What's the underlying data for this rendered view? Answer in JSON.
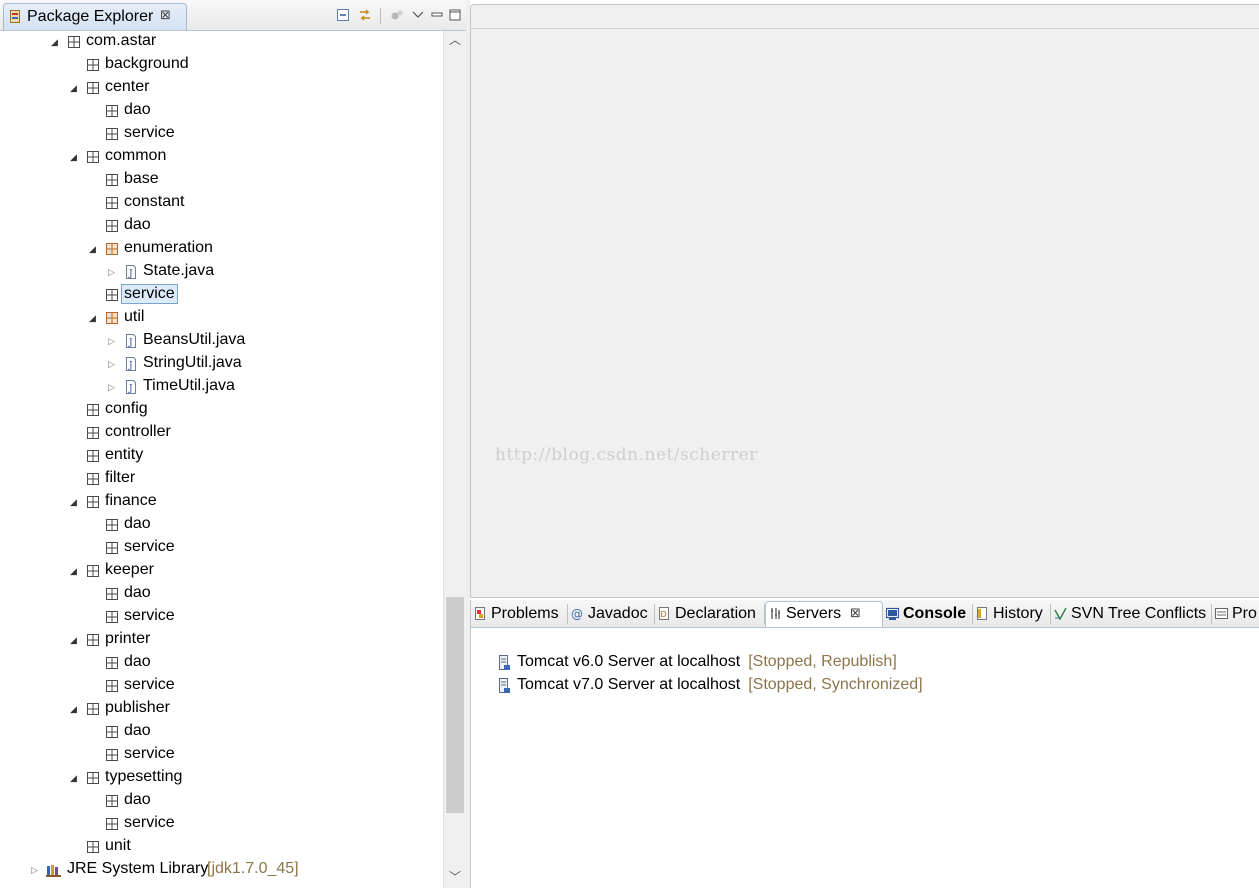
{
  "package_explorer": {
    "title": "Package Explorer",
    "close_glyph": "⊠",
    "tree": [
      {
        "label": "com.astar",
        "depth": 0,
        "expanded": true,
        "icon": "package-icon"
      },
      {
        "label": "background",
        "depth": 1,
        "icon": "package-icon"
      },
      {
        "label": "center",
        "depth": 1,
        "expanded": true,
        "icon": "package-icon"
      },
      {
        "label": "dao",
        "depth": 2,
        "icon": "package-icon"
      },
      {
        "label": "service",
        "depth": 2,
        "icon": "package-icon"
      },
      {
        "label": "common",
        "depth": 1,
        "expanded": true,
        "icon": "package-icon"
      },
      {
        "label": "base",
        "depth": 2,
        "icon": "package-icon"
      },
      {
        "label": "constant",
        "depth": 2,
        "icon": "package-icon"
      },
      {
        "label": "dao",
        "depth": 2,
        "icon": "package-icon"
      },
      {
        "label": "enumeration",
        "depth": 2,
        "expanded": true,
        "icon": "package-icon-colored"
      },
      {
        "label": "State.java",
        "depth": 3,
        "collapsed": true,
        "icon": "java-file-icon"
      },
      {
        "label": "service",
        "depth": 2,
        "selected": true,
        "icon": "package-icon"
      },
      {
        "label": "util",
        "depth": 2,
        "expanded": true,
        "icon": "package-icon-colored"
      },
      {
        "label": "BeansUtil.java",
        "depth": 3,
        "collapsed": true,
        "icon": "java-file-icon"
      },
      {
        "label": "StringUtil.java",
        "depth": 3,
        "collapsed": true,
        "icon": "java-file-icon"
      },
      {
        "label": "TimeUtil.java",
        "depth": 3,
        "collapsed": true,
        "icon": "java-file-icon"
      },
      {
        "label": "config",
        "depth": 1,
        "icon": "package-icon"
      },
      {
        "label": "controller",
        "depth": 1,
        "icon": "package-icon"
      },
      {
        "label": "entity",
        "depth": 1,
        "icon": "package-icon"
      },
      {
        "label": "filter",
        "depth": 1,
        "icon": "package-icon"
      },
      {
        "label": "finance",
        "depth": 1,
        "expanded": true,
        "icon": "package-icon"
      },
      {
        "label": "dao",
        "depth": 2,
        "icon": "package-icon"
      },
      {
        "label": "service",
        "depth": 2,
        "icon": "package-icon"
      },
      {
        "label": "keeper",
        "depth": 1,
        "expanded": true,
        "icon": "package-icon"
      },
      {
        "label": "dao",
        "depth": 2,
        "icon": "package-icon"
      },
      {
        "label": "service",
        "depth": 2,
        "icon": "package-icon"
      },
      {
        "label": "printer",
        "depth": 1,
        "expanded": true,
        "icon": "package-icon"
      },
      {
        "label": "dao",
        "depth": 2,
        "icon": "package-icon"
      },
      {
        "label": "service",
        "depth": 2,
        "icon": "package-icon"
      },
      {
        "label": "publisher",
        "depth": 1,
        "expanded": true,
        "icon": "package-icon"
      },
      {
        "label": "dao",
        "depth": 2,
        "icon": "package-icon"
      },
      {
        "label": "service",
        "depth": 2,
        "icon": "package-icon"
      },
      {
        "label": "typesetting",
        "depth": 1,
        "expanded": true,
        "icon": "package-icon"
      },
      {
        "label": "dao",
        "depth": 2,
        "icon": "package-icon"
      },
      {
        "label": "service",
        "depth": 2,
        "icon": "package-icon"
      },
      {
        "label": "unit",
        "depth": 1,
        "icon": "package-icon"
      },
      {
        "label": "JRE System Library",
        "decoration": "[jdk1.7.0_45]",
        "depth": -1,
        "collapsed": true,
        "icon": "library-icon"
      }
    ]
  },
  "editor": {
    "watermark": "http://blog.csdn.net/scherrer"
  },
  "bottom_views": {
    "tabs": [
      {
        "label": "Problems",
        "icon": "problems-icon"
      },
      {
        "label": "Javadoc",
        "icon": "javadoc-icon"
      },
      {
        "label": "Declaration",
        "icon": "declaration-icon"
      },
      {
        "label": "Servers",
        "icon": "servers-icon",
        "selected": true,
        "close": "⊠"
      },
      {
        "label": "Console",
        "icon": "console-icon",
        "bold": true
      },
      {
        "label": "History",
        "icon": "history-icon"
      },
      {
        "label": "SVN Tree Conflicts",
        "icon": "svn-icon"
      },
      {
        "label": "Pro",
        "icon": "properties-icon"
      }
    ],
    "servers": [
      {
        "name": "Tomcat v6.0 Server at localhost",
        "state": "[Stopped, Republish]"
      },
      {
        "name": "Tomcat v7.0 Server at localhost",
        "state": "[Stopped, Synchronized]"
      }
    ]
  },
  "colors": {
    "selection_bg": "#dcebfc",
    "selection_border": "#7da2ce",
    "decoration_text": "#8c7548",
    "editor_bg": "#f0f0f0"
  }
}
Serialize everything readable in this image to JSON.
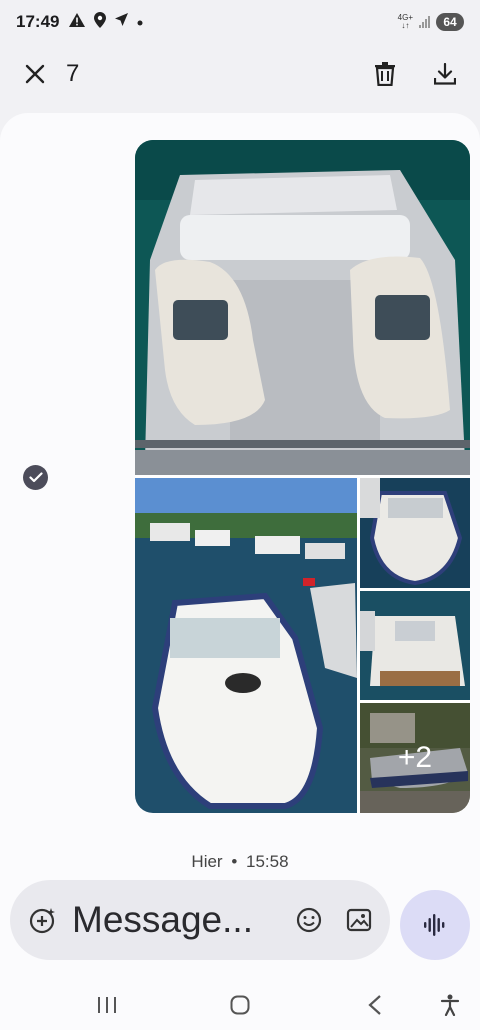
{
  "status_bar": {
    "time": "17:49",
    "network_type": "4G+",
    "battery": "64",
    "icons": [
      "alert-icon",
      "location-icon",
      "navigation-icon",
      "dot-icon"
    ]
  },
  "top_bar": {
    "selected_count": "7",
    "icons": [
      "close-icon",
      "delete-icon",
      "download-icon"
    ]
  },
  "gallery": {
    "photo_names": [
      "boat-cockpit-seats",
      "marina-boat-bow",
      "boat-top-view",
      "boat-deck-view",
      "boat-on-trailer"
    ],
    "more_count": "+2"
  },
  "message": {
    "day": "Hier",
    "time": "15:58"
  },
  "composer": {
    "placeholder": "Message...",
    "icons": [
      "add-attachment-icon",
      "emoji-icon",
      "gallery-icon",
      "voice-icon"
    ]
  },
  "nav_bar": {
    "icons": [
      "recents-icon",
      "home-icon",
      "back-icon",
      "accessibility-icon"
    ]
  },
  "colors": {
    "background": "#f1f1f4",
    "content": "#fbfbfd",
    "check": "#4c4c5a",
    "voice_button": "#dcdcf6"
  }
}
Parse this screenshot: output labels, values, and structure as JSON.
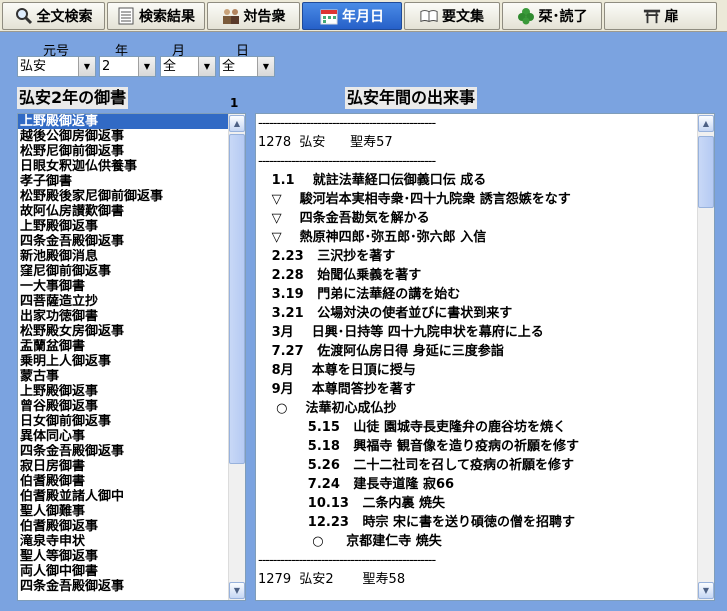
{
  "toolbar": {
    "tabs": [
      {
        "label": "全文検索",
        "icon": "magnifier-icon"
      },
      {
        "label": "検索結果",
        "icon": "document-list-icon"
      },
      {
        "label": "対告衆",
        "icon": "people-icon"
      },
      {
        "label": "年月日",
        "icon": "calendar-icon",
        "active": true
      },
      {
        "label": "要文集",
        "icon": "open-book-icon"
      },
      {
        "label": "栞･読了",
        "icon": "bookmark-leaf-icon"
      },
      {
        "label": "扉",
        "icon": "torii-gate-icon"
      }
    ]
  },
  "selectors": {
    "era": {
      "label": "元号",
      "value": "弘安"
    },
    "year": {
      "label": "年",
      "value": "2"
    },
    "month": {
      "label": "月",
      "value": "全"
    },
    "day": {
      "label": "日",
      "value": "全"
    }
  },
  "left": {
    "heading": "弘安2年の御書",
    "count": "1",
    "items": [
      "上野殿御返事",
      "越後公御房御返事",
      "松野尼御前御返事",
      "日眼女釈迦仏供養事",
      "孝子御書",
      "松野殿後家尼御前御返事",
      "故阿仏房讃歎御書",
      "上野殿御返事",
      "四条金吾殿御返事",
      "新池殿御消息",
      "窪尼御前御返事",
      "一大事御書",
      "四菩薩造立抄",
      "出家功徳御書",
      "松野殿女房御返事",
      "盂蘭盆御書",
      "乗明上人御返事",
      "蒙古事",
      "上野殿御返事",
      "曾谷殿御返事",
      "日女御前御返事",
      "異体同心事",
      "四条金吾殿御返事",
      "寂日房御書",
      "伯耆殿御書",
      "伯耆殿並諸人御中",
      "聖人御難事",
      "伯耆殿御返事",
      "滝泉寺申状",
      "聖人等御返事",
      "両人御中御書",
      "四条金吾殿御返事"
    ],
    "selected_index": 0
  },
  "right": {
    "heading": "弘安年間の出来事",
    "lines": [
      {
        "kind": "sep",
        "text": "------------------------------------------------"
      },
      {
        "kind": "year",
        "text": "1278  弘安      聖寿57"
      },
      {
        "kind": "sep",
        "text": "------------------------------------------------"
      },
      {
        "kind": "event",
        "text": "   1.1    就註法華経口伝御義口伝 成る"
      },
      {
        "kind": "event",
        "text": "   ▽    駿河岩本実相寺衆･四十九院衆 誘言怨嫉をなす"
      },
      {
        "kind": "event",
        "text": "   ▽    四条金吾勘気を解かる"
      },
      {
        "kind": "event",
        "text": "   ▽    熱原神四郎･弥五郎･弥六郎 入信"
      },
      {
        "kind": "event",
        "text": "   2.23   三沢抄を著す"
      },
      {
        "kind": "event",
        "text": "   2.28   始聞仏乗義を著す"
      },
      {
        "kind": "event",
        "text": "   3.19   門弟に法華経の講を始む"
      },
      {
        "kind": "event",
        "text": "   3.21   公場対決の使者並びに書状到来す"
      },
      {
        "kind": "event",
        "text": "   3月    日興･日持等 四十九院申状を幕府に上る"
      },
      {
        "kind": "event",
        "text": "   7.27   佐渡阿仏房日得 身延に三度参詣"
      },
      {
        "kind": "event",
        "text": "   8月    本尊を日頂に授与"
      },
      {
        "kind": "event",
        "text": "   9月    本尊問答抄を著す"
      },
      {
        "kind": "event",
        "text": "    ○    法華初心成仏抄"
      },
      {
        "kind": "event",
        "text": "           5.15   山徒 園城寺長吏隆弁の鹿谷坊を焼く"
      },
      {
        "kind": "event",
        "text": "           5.18   興福寺 観音像を造り疫病の祈願を修す"
      },
      {
        "kind": "event",
        "text": "           5.26   二十二社司を召して疫病の祈願を修す"
      },
      {
        "kind": "event",
        "text": "           7.24   建長寺道隆 寂66"
      },
      {
        "kind": "event",
        "text": "           10.13   二条内裏 焼失"
      },
      {
        "kind": "event",
        "text": "           12.23   時宗 宋に書を送り碩徳の僧を招聘す"
      },
      {
        "kind": "event",
        "text": "            ○     京都建仁寺 焼失"
      },
      {
        "kind": "sep",
        "text": "------------------------------------------------"
      },
      {
        "kind": "year",
        "text": "1279  弘安2       聖寿58"
      }
    ]
  }
}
_____
→ **INSTRUCTIONS TO FOLLOW**
Tally up the lines holding the word "background" in the data above, and answer with that figure only.

→ **EXERCISE RESULT**
2